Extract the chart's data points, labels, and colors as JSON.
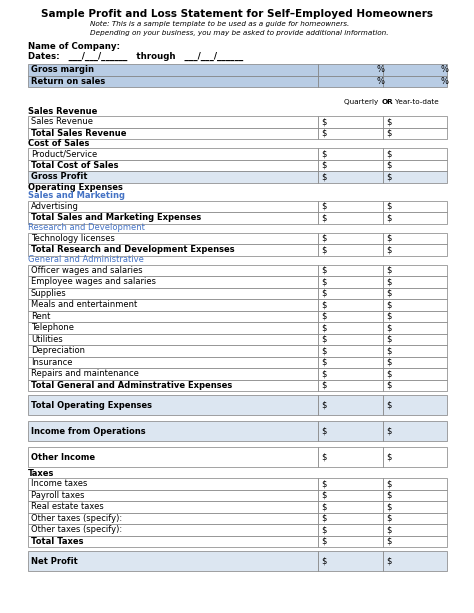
{
  "title": "Sample Profit and Loss Statement for Self–Employed Homeowners",
  "note_line1": "Note: This is a sample template to be used as a guide for homeowners.",
  "note_line2": "Depending on your business, you may be asked to provide additional information.",
  "name_of_company_label": "Name of Company:",
  "dates_label": "Dates:   ___/___/______   through   ___/___/______",
  "sections": [
    {
      "type": "header_rows",
      "rows": [
        {
          "label": "Gross margin",
          "val": "%"
        },
        {
          "label": "Return on sales",
          "val": "%"
        }
      ]
    },
    {
      "type": "quarterly_label"
    },
    {
      "type": "section",
      "header": "Sales Revenue",
      "header_bold": true,
      "header_color": "black",
      "rows": [
        {
          "label": "Sales Revenue",
          "bold": false,
          "shaded": false,
          "dollar": true
        },
        {
          "label": "Total Sales Revenue",
          "bold": true,
          "shaded": false,
          "dollar": true
        }
      ]
    },
    {
      "type": "section",
      "header": "Cost of Sales",
      "header_bold": true,
      "header_color": "black",
      "rows": [
        {
          "label": "Product/Service",
          "bold": false,
          "shaded": false,
          "dollar": true
        },
        {
          "label": "Total Cost of Sales",
          "bold": true,
          "shaded": false,
          "dollar": true
        }
      ]
    },
    {
      "type": "section",
      "header": null,
      "rows": [
        {
          "label": "Gross Profit",
          "bold": true,
          "shaded": true,
          "dollar": true
        }
      ]
    },
    {
      "type": "section",
      "header": "Operating Expenses",
      "header_bold": true,
      "header_color": "black",
      "subheader": "Sales and Marketing",
      "subheader_color": "#4472c4",
      "rows": [
        {
          "label": "Advertising",
          "bold": false,
          "shaded": false,
          "dollar": true
        },
        {
          "label": "Total Sales and Marketing Expenses",
          "bold": true,
          "shaded": false,
          "dollar": true
        }
      ]
    },
    {
      "type": "section",
      "header": "Research and Development",
      "header_bold": false,
      "header_color": "#4472c4",
      "rows": [
        {
          "label": "Technology licenses",
          "bold": false,
          "shaded": false,
          "dollar": true
        },
        {
          "label": "Total Research and Development Expenses",
          "bold": true,
          "shaded": false,
          "dollar": true
        }
      ]
    },
    {
      "type": "section",
      "header": "General and Administrative",
      "header_bold": false,
      "header_color": "#4472c4",
      "rows": [
        {
          "label": "Officer wages and salaries",
          "bold": false,
          "shaded": false,
          "dollar": true
        },
        {
          "label": "Employee wages and salaries",
          "bold": false,
          "shaded": false,
          "dollar": true
        },
        {
          "label": "Supplies",
          "bold": false,
          "shaded": false,
          "dollar": true
        },
        {
          "label": "Meals and entertainment",
          "bold": false,
          "shaded": false,
          "dollar": true
        },
        {
          "label": "Rent",
          "bold": false,
          "shaded": false,
          "dollar": true
        },
        {
          "label": "Telephone",
          "bold": false,
          "shaded": false,
          "dollar": true
        },
        {
          "label": "Utilities",
          "bold": false,
          "shaded": false,
          "dollar": true
        },
        {
          "label": "Depreciation",
          "bold": false,
          "shaded": false,
          "dollar": true
        },
        {
          "label": "Insurance",
          "bold": false,
          "shaded": false,
          "dollar": true
        },
        {
          "label": "Repairs and maintenance",
          "bold": false,
          "shaded": false,
          "dollar": true
        },
        {
          "label": "Total General and Adminstrative Expenses",
          "bold": true,
          "shaded": false,
          "dollar": true
        }
      ]
    },
    {
      "type": "spacer_row",
      "label": "Total Operating Expenses",
      "bold": true,
      "shaded": true,
      "dollar": true
    },
    {
      "type": "spacer_row",
      "label": "Income from Operations",
      "bold": true,
      "shaded": true,
      "dollar": true
    },
    {
      "type": "spacer_row",
      "label": "Other Income",
      "bold": true,
      "shaded": false,
      "dollar": true
    },
    {
      "type": "section",
      "header": "Taxes",
      "header_bold": true,
      "header_color": "black",
      "rows": [
        {
          "label": "Income taxes",
          "bold": false,
          "shaded": false,
          "dollar": true
        },
        {
          "label": "Payroll taxes",
          "bold": false,
          "shaded": false,
          "dollar": true
        },
        {
          "label": "Real estate taxes",
          "bold": false,
          "shaded": false,
          "dollar": true
        },
        {
          "label": "Other taxes (specify):",
          "bold": false,
          "shaded": false,
          "dollar": true
        },
        {
          "label": "Other taxes (specify):",
          "bold": false,
          "shaded": false,
          "dollar": true
        },
        {
          "label": "Total Taxes",
          "bold": true,
          "shaded": false,
          "dollar": true
        }
      ]
    },
    {
      "type": "spacer_row",
      "label": "Net Profit",
      "bold": true,
      "shaded": true,
      "dollar": true
    }
  ],
  "header_bg": "#b8cce4",
  "shaded_bg": "#dce6f1",
  "col_shaded": "#dce6f1",
  "border_color": "#7f7f7f",
  "background_color": "#ffffff"
}
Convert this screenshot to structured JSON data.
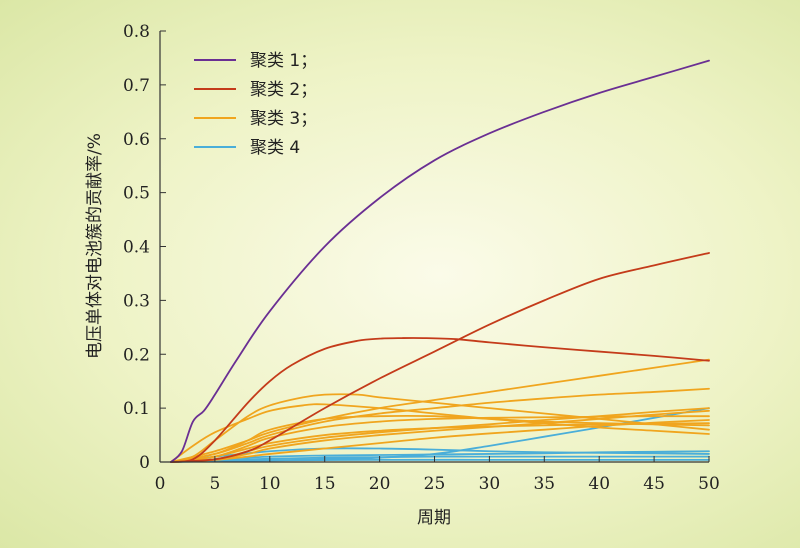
{
  "chart_data": {
    "type": "line",
    "title": "",
    "xlabel": "周期",
    "ylabel": "电压单体对电池簇的贡献率/%",
    "xlim": [
      0,
      50
    ],
    "ylim": [
      0,
      0.8
    ],
    "xticks": [
      0,
      5,
      10,
      15,
      20,
      25,
      30,
      35,
      40,
      45,
      50
    ],
    "xtick_labels": [
      "0",
      "5",
      "10",
      "15",
      "20",
      "25",
      "30",
      "35",
      "40",
      "45",
      "50"
    ],
    "yticks": [
      0,
      0.1,
      0.2,
      0.3,
      0.4,
      0.5,
      0.6,
      0.7,
      0.8
    ],
    "ytick_labels": [
      "0",
      "0.1",
      "0.2",
      "0.3",
      "0.4",
      "0.5",
      "0.6",
      "0.7",
      "0.8"
    ],
    "grid": false,
    "legend_position": "top-left",
    "legend": [
      {
        "label": "聚类 1；",
        "color": "#6a2f93"
      },
      {
        "label": "聚类 2；",
        "color": "#c43b1a"
      },
      {
        "label": "聚类 3；",
        "color": "#f0a51e"
      },
      {
        "label": "聚类 4",
        "color": "#4aaed9"
      }
    ],
    "series": [
      {
        "cluster": 1,
        "color": "#6a2f93",
        "x": [
          1,
          2,
          3,
          4,
          5,
          7,
          10,
          15,
          20,
          25,
          30,
          35,
          40,
          45,
          50
        ],
        "y": [
          0,
          0.02,
          0.075,
          0.095,
          0.125,
          0.19,
          0.28,
          0.4,
          0.49,
          0.56,
          0.61,
          0.65,
          0.685,
          0.715,
          0.745
        ]
      },
      {
        "cluster": 2,
        "color": "#c43b1a",
        "x": [
          1,
          3,
          5,
          8,
          10,
          12,
          15,
          18,
          20,
          22,
          24,
          27,
          30,
          35,
          40,
          45,
          50
        ],
        "y": [
          0,
          0.005,
          0.04,
          0.11,
          0.15,
          0.18,
          0.21,
          0.225,
          0.229,
          0.23,
          0.23,
          0.228,
          0.222,
          0.213,
          0.205,
          0.197,
          0.188
        ]
      },
      {
        "cluster": 2,
        "color": "#c43b1a",
        "x": [
          1,
          5,
          8,
          10,
          15,
          20,
          25,
          30,
          35,
          40,
          45,
          50
        ],
        "y": [
          0,
          0.005,
          0.02,
          0.04,
          0.1,
          0.155,
          0.205,
          0.255,
          0.3,
          0.34,
          0.365,
          0.388
        ]
      },
      {
        "cluster": 3,
        "color": "#f0a51e",
        "x": [
          1,
          3,
          5,
          8,
          10,
          13,
          15,
          18,
          20,
          25,
          30,
          35,
          40,
          45,
          50
        ],
        "y": [
          0,
          0.01,
          0.04,
          0.085,
          0.105,
          0.12,
          0.125,
          0.125,
          0.12,
          0.11,
          0.1,
          0.09,
          0.08,
          0.07,
          0.06
        ]
      },
      {
        "cluster": 3,
        "color": "#f0a51e",
        "x": [
          1,
          3,
          5,
          8,
          10,
          13,
          15,
          20,
          25,
          30,
          35,
          40,
          45,
          50
        ],
        "y": [
          0,
          0.03,
          0.055,
          0.08,
          0.095,
          0.105,
          0.107,
          0.1,
          0.09,
          0.08,
          0.072,
          0.064,
          0.058,
          0.052
        ]
      },
      {
        "cluster": 3,
        "color": "#f0a51e",
        "x": [
          1,
          5,
          8,
          10,
          15,
          20,
          25,
          30,
          35,
          40,
          45,
          50
        ],
        "y": [
          0,
          0.02,
          0.04,
          0.055,
          0.08,
          0.1,
          0.115,
          0.13,
          0.145,
          0.16,
          0.175,
          0.19
        ]
      },
      {
        "cluster": 3,
        "color": "#f0a51e",
        "x": [
          1,
          5,
          8,
          10,
          15,
          20,
          25,
          30,
          35,
          40,
          45,
          50
        ],
        "y": [
          0,
          0.015,
          0.035,
          0.05,
          0.075,
          0.09,
          0.1,
          0.11,
          0.118,
          0.125,
          0.13,
          0.136
        ]
      },
      {
        "cluster": 3,
        "color": "#f0a51e",
        "x": [
          1,
          5,
          8,
          10,
          15,
          20,
          25,
          30,
          35,
          40,
          45,
          50
        ],
        "y": [
          0,
          0.01,
          0.03,
          0.045,
          0.065,
          0.075,
          0.08,
          0.082,
          0.083,
          0.084,
          0.085,
          0.085
        ]
      },
      {
        "cluster": 3,
        "color": "#f0a51e",
        "x": [
          1,
          5,
          8,
          10,
          15,
          20,
          25,
          30,
          35,
          40,
          45,
          50
        ],
        "y": [
          0,
          0.015,
          0.04,
          0.06,
          0.08,
          0.085,
          0.085,
          0.08,
          0.075,
          0.072,
          0.07,
          0.068
        ]
      },
      {
        "cluster": 3,
        "color": "#f0a51e",
        "x": [
          1,
          5,
          8,
          10,
          15,
          20,
          25,
          30,
          35,
          40,
          45,
          50
        ],
        "y": [
          0,
          0.005,
          0.02,
          0.03,
          0.045,
          0.055,
          0.063,
          0.07,
          0.078,
          0.085,
          0.093,
          0.1
        ]
      },
      {
        "cluster": 3,
        "color": "#f0a51e",
        "x": [
          1,
          5,
          8,
          10,
          15,
          20,
          25,
          30,
          35,
          40,
          45,
          50
        ],
        "y": [
          0,
          0.005,
          0.015,
          0.025,
          0.04,
          0.05,
          0.058,
          0.065,
          0.072,
          0.08,
          0.088,
          0.095
        ]
      },
      {
        "cluster": 3,
        "color": "#f0a51e",
        "x": [
          1,
          5,
          8,
          10,
          15,
          20,
          25,
          30,
          35,
          40,
          45,
          50
        ],
        "y": [
          0,
          0.004,
          0.01,
          0.015,
          0.025,
          0.035,
          0.045,
          0.053,
          0.06,
          0.067,
          0.073,
          0.078
        ]
      },
      {
        "cluster": 3,
        "color": "#f0a51e",
        "x": [
          1,
          5,
          8,
          10,
          15,
          20,
          25,
          30,
          35,
          40,
          45,
          50
        ],
        "y": [
          0,
          0.01,
          0.025,
          0.035,
          0.05,
          0.058,
          0.063,
          0.066,
          0.068,
          0.07,
          0.071,
          0.072
        ]
      },
      {
        "cluster": 4,
        "color": "#4aaed9",
        "x": [
          1,
          10,
          15,
          20,
          25,
          30,
          35,
          40,
          45,
          50
        ],
        "y": [
          0,
          0.003,
          0.005,
          0.008,
          0.015,
          0.03,
          0.047,
          0.064,
          0.082,
          0.1
        ]
      },
      {
        "cluster": 4,
        "color": "#4aaed9",
        "x": [
          1,
          5,
          10,
          15,
          20,
          25,
          30,
          35,
          40,
          45,
          50
        ],
        "y": [
          0,
          0.01,
          0.02,
          0.025,
          0.025,
          0.023,
          0.02,
          0.018,
          0.017,
          0.016,
          0.015
        ]
      },
      {
        "cluster": 4,
        "color": "#4aaed9",
        "x": [
          1,
          5,
          10,
          15,
          20,
          25,
          30,
          35,
          40,
          45,
          50
        ],
        "y": [
          0,
          0.005,
          0.01,
          0.012,
          0.013,
          0.014,
          0.015,
          0.016,
          0.018,
          0.019,
          0.02
        ]
      },
      {
        "cluster": 4,
        "color": "#4aaed9",
        "x": [
          1,
          5,
          10,
          15,
          20,
          25,
          30,
          35,
          40,
          45,
          50
        ],
        "y": [
          0,
          0.003,
          0.006,
          0.008,
          0.009,
          0.01,
          0.01,
          0.01,
          0.01,
          0.01,
          0.01
        ]
      },
      {
        "cluster": 4,
        "color": "#4aaed9",
        "x": [
          1,
          5,
          10,
          20,
          30,
          40,
          50
        ],
        "y": [
          0,
          0.002,
          0.003,
          0.004,
          0.004,
          0.004,
          0.004
        ]
      }
    ]
  }
}
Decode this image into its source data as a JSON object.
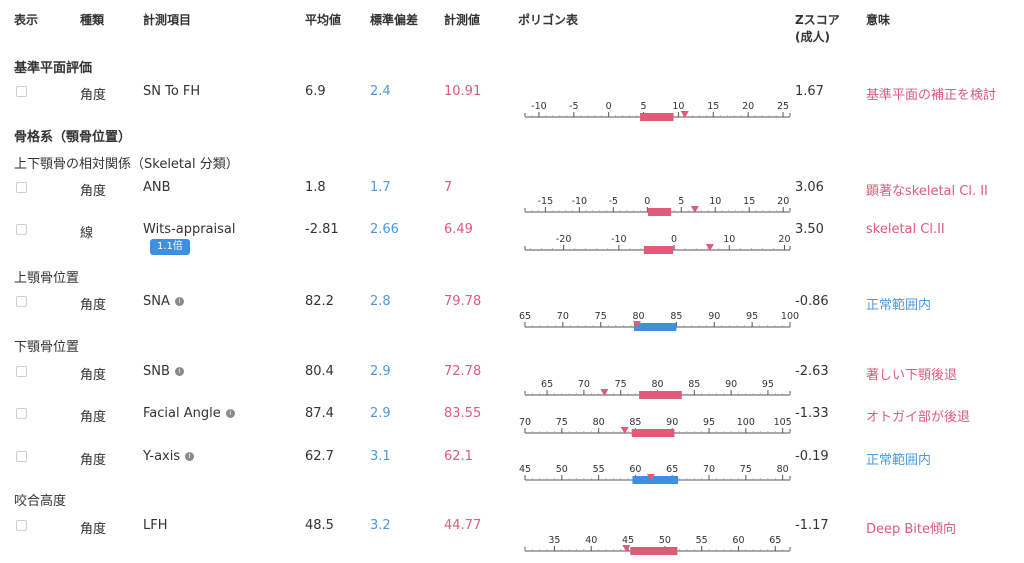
{
  "header": {
    "display": "表示",
    "type": "種類",
    "item": "計測項目",
    "mean": "平均値",
    "sd": "標準偏差",
    "measured": "計測値",
    "polygon": "ポリゴン表",
    "zscore_line1": "Zスコア",
    "zscore_line2": "(成人)",
    "meaning": "意味"
  },
  "sections": {
    "reference": "基準平面評価",
    "skeletal": "骨格系（顎骨位置）",
    "relation": "上下顎骨の相対関係（Skeletal 分類）",
    "maxilla": "上顎骨位置",
    "mandible": "下顎骨位置",
    "occlusal": "咬合高度"
  },
  "rows": [
    {
      "type": "角度",
      "name": "SN To FH",
      "info": false,
      "mean": "6.9",
      "sd": "2.4",
      "value": "10.91",
      "z": "1.67",
      "meaning": "基準平面の補正を検討",
      "meaning_color": "red"
    },
    {
      "type": "角度",
      "name": "ANB",
      "info": false,
      "mean": "1.8",
      "sd": "1.7",
      "value": "7",
      "z": "3.06",
      "meaning": "顕著なskeletal Cl. II",
      "meaning_color": "red"
    },
    {
      "type": "線",
      "name": "Wits-appraisal",
      "info": false,
      "badge": "1.1倍",
      "mean": "-2.81",
      "sd": "2.66",
      "value": "6.49",
      "z": "3.50",
      "meaning": "skeletal Cl.II",
      "meaning_color": "red"
    },
    {
      "type": "角度",
      "name": "SNA",
      "info": true,
      "mean": "82.2",
      "sd": "2.8",
      "value": "79.78",
      "z": "-0.86",
      "meaning": "正常範囲内",
      "meaning_color": "blue"
    },
    {
      "type": "角度",
      "name": "SNB",
      "info": true,
      "mean": "80.4",
      "sd": "2.9",
      "value": "72.78",
      "z": "-2.63",
      "meaning": "著しい下顎後退",
      "meaning_color": "red"
    },
    {
      "type": "角度",
      "name": "Facial Angle",
      "info": true,
      "mean": "87.4",
      "sd": "2.9",
      "value": "83.55",
      "z": "-1.33",
      "meaning": "オトガイ部が後退",
      "meaning_color": "red"
    },
    {
      "type": "角度",
      "name": "Y-axis",
      "info": true,
      "mean": "62.7",
      "sd": "3.1",
      "value": "62.1",
      "z": "-0.19",
      "meaning": "正常範囲内",
      "meaning_color": "blue"
    },
    {
      "type": "角度",
      "name": "LFH",
      "info": false,
      "mean": "48.5",
      "sd": "3.2",
      "value": "44.77",
      "z": "-1.17",
      "meaning": "Deep Bite傾向",
      "meaning_color": "red"
    }
  ],
  "polygons": [
    {
      "ticks": [
        "-10",
        "-5",
        "0",
        "5",
        "10",
        "15",
        "20",
        "25"
      ],
      "tick_values": [
        -10,
        -5,
        0,
        5,
        10,
        15,
        20,
        25
      ],
      "min": -12,
      "max": 26,
      "mean": 6.9,
      "sd": 2.4,
      "value": 10.91,
      "bar_color": "#e05a7a"
    },
    {
      "ticks": [
        "-15",
        "-10",
        "-5",
        "0",
        "5",
        "10",
        "15",
        "20"
      ],
      "tick_values": [
        -15,
        -10,
        -5,
        0,
        5,
        10,
        15,
        20
      ],
      "min": -18,
      "max": 21,
      "mean": 1.8,
      "sd": 1.7,
      "value": 7,
      "bar_color": "#e05a7a"
    },
    {
      "ticks": [
        "-20",
        "-10",
        "0",
        "10",
        "20"
      ],
      "tick_values": [
        -20,
        -10,
        0,
        10,
        20
      ],
      "min": -27,
      "max": 21,
      "mean": -2.81,
      "sd": 2.66,
      "value": 6.49,
      "bar_color": "#e05a7a"
    },
    {
      "ticks": [
        "65",
        "70",
        "75",
        "80",
        "85",
        "90",
        "95",
        "100"
      ],
      "tick_values": [
        65,
        70,
        75,
        80,
        85,
        90,
        95,
        100
      ],
      "min": 65,
      "max": 100,
      "mean": 82.2,
      "sd": 2.8,
      "value": 79.78,
      "bar_color": "#3d8fe0"
    },
    {
      "ticks": [
        "65",
        "70",
        "75",
        "80",
        "85",
        "90",
        "95"
      ],
      "tick_values": [
        65,
        70,
        75,
        80,
        85,
        90,
        95
      ],
      "min": 62,
      "max": 98,
      "mean": 80.4,
      "sd": 2.9,
      "value": 72.78,
      "bar_color": "#e05a7a"
    },
    {
      "ticks": [
        "70",
        "75",
        "80",
        "85",
        "90",
        "95",
        "100",
        "105"
      ],
      "tick_values": [
        70,
        75,
        80,
        85,
        90,
        95,
        100,
        105
      ],
      "min": 70,
      "max": 106,
      "mean": 87.4,
      "sd": 2.9,
      "value": 83.55,
      "bar_color": "#e05a7a"
    },
    {
      "ticks": [
        "45",
        "50",
        "55",
        "60",
        "65",
        "70",
        "75",
        "80"
      ],
      "tick_values": [
        45,
        50,
        55,
        60,
        65,
        70,
        75,
        80
      ],
      "min": 45,
      "max": 81,
      "mean": 62.7,
      "sd": 3.1,
      "value": 62.1,
      "bar_color": "#3d8fe0"
    },
    {
      "ticks": [
        "35",
        "40",
        "45",
        "50",
        "55",
        "60",
        "65"
      ],
      "tick_values": [
        35,
        40,
        45,
        50,
        55,
        60,
        65
      ],
      "min": 31,
      "max": 67,
      "mean": 48.5,
      "sd": 3.2,
      "value": 44.77,
      "bar_color": "#e05a7a"
    }
  ],
  "colors": {
    "red": "#e05a7a",
    "blue": "#4a9ae0"
  }
}
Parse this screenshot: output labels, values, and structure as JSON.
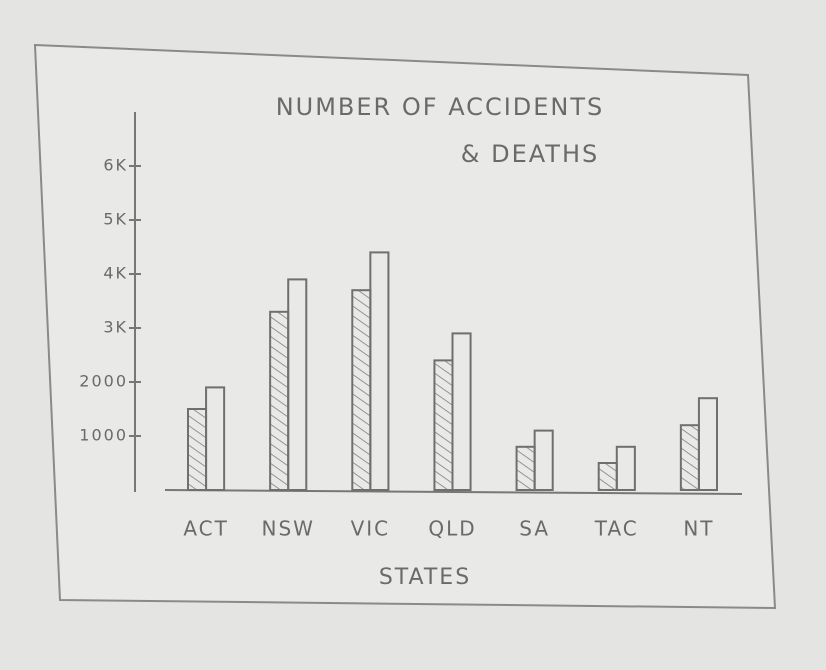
{
  "chart_data": {
    "type": "bar",
    "title": "NUMBER OF ACCIDENTS",
    "subtitle": "& DEATHS",
    "x_label": "STATES",
    "categories": [
      "ACT",
      "NSW",
      "VIC",
      "QLD",
      "SA",
      "TAC",
      "NT"
    ],
    "series": [
      {
        "color": "#6f6f6f",
        "pattern": "hatch",
        "values": [
          1500,
          3300,
          3700,
          2400,
          800,
          500,
          1200
        ]
      },
      {
        "color": "#6f6f6f",
        "pattern": "outline",
        "values": [
          1900,
          3900,
          4400,
          2900,
          1100,
          800,
          1700
        ]
      }
    ],
    "ylim": [
      0,
      7000
    ],
    "yticks": [
      1000,
      2000,
      {
        "value": 3000,
        "label": "3K"
      },
      {
        "value": 4000,
        "label": "4K"
      },
      {
        "value": 5000,
        "label": "5K"
      },
      {
        "value": 6000,
        "label": "6K"
      }
    ]
  }
}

------

**To do:** Find each line with the string "Cost" and copy it out.

**Solution to this exercise:**
      "header": "Cost of Sales",
          "label": "Total Cost of Sales",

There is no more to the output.